* WRITTEN INSTRUCTION
Restate all of the entries exactly, dropping any pictures they hold.

-- START OF INPUT MATERIAL --

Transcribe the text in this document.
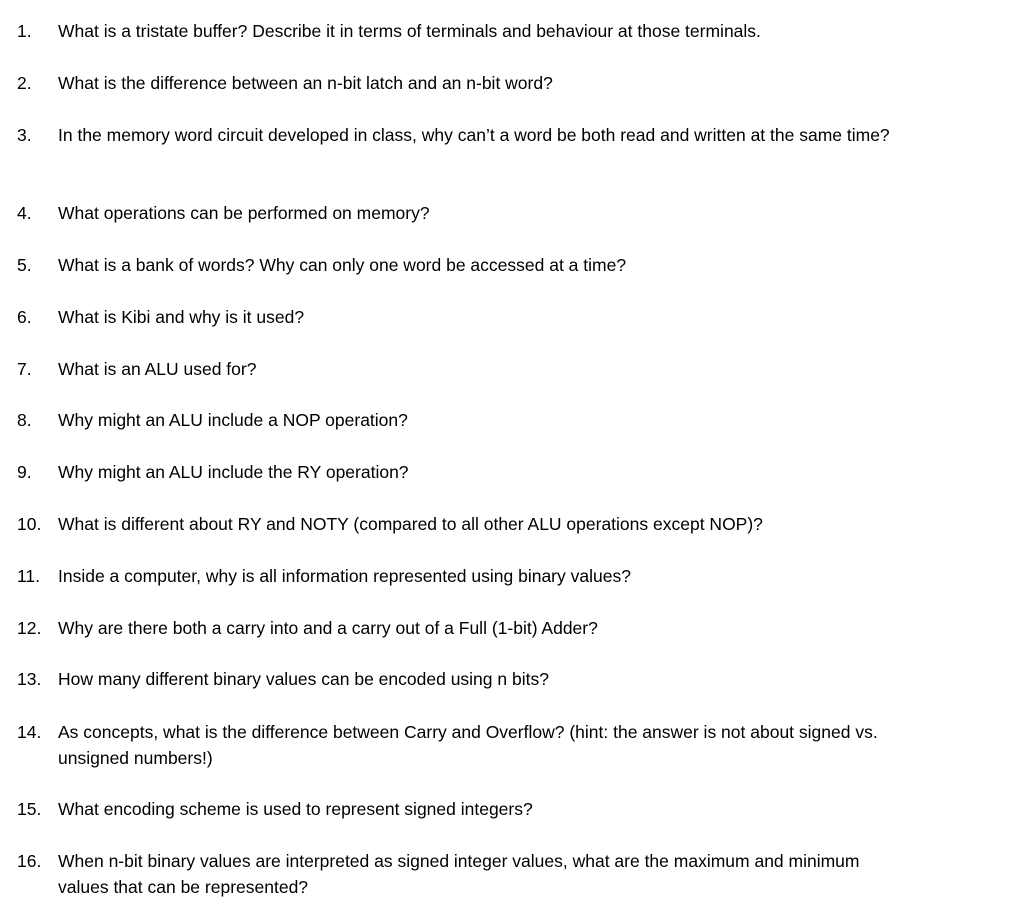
1. What is a tristate buffer? Describe it in terms of terminals and behaviour at those terminals.
2. What is the difference between an n-bit latch and an n-bit word?
3. In the memory word circuit developed in class, why can’t a word be both read and written at the same time?
4. What operations can be performed on memory?
5. What is a bank of words? Why can only one word be accessed at a time?
6. What is Kibi and why is it used?
7. What is an ALU used for?
8. Why might an ALU include a NOP operation?
9. Why might an ALU include the RY operation?
10. What is different about RY and NOTY (compared to all other ALU operations except NOP)?
11. Inside a computer, why is all information represented using binary values?
12. Why are there both a carry into and a carry out of a Full (1-bit) Adder?
13. How many different binary values can be encoded using n bits?
14. As concepts, what is the difference between Carry and Overflow? (hint: the answer is not about signed vs. unsigned numbers!)
15. What encoding scheme is used to represent signed integers?
16. When n-bit binary values are interpreted as signed integer values, what are the maximum and minimum values that can be represented?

-- END OF INPUT MATERIAL --

* RIGHT ANSWER
Transcribe the text in this document.
1. What is a tristate buffer? Describe it in terms of terminals and behaviour at those terminals.
2. What is the difference between an n-bit latch and an n-bit word?
3. In the memory word circuit developed in class, why can’t a word be both read and written at the same time?
4. What operations can be performed on memory?
5. What is a bank of words? Why can only one word be accessed at a time?
6. What is Kibi and why is it used?
7. What is an ALU used for?
8. Why might an ALU include a NOP operation?
9. Why might an ALU include the RY operation?
10. What is different about RY and NOTY (compared to all other ALU operations except NOP)?
11. Inside a computer, why is all information represented using binary values?
12. Why are there both a carry into and a carry out of a Full (1-bit) Adder?
13. How many different binary values can be encoded using n bits?
14. As concepts, what is the difference between Carry and Overflow? (hint: the answer is not about signed vs. unsigned numbers!)
15. What encoding scheme is used to represent signed integers?
16. When n-bit binary values are interpreted as signed integer values, what are the maximum and minimum values that can be represented?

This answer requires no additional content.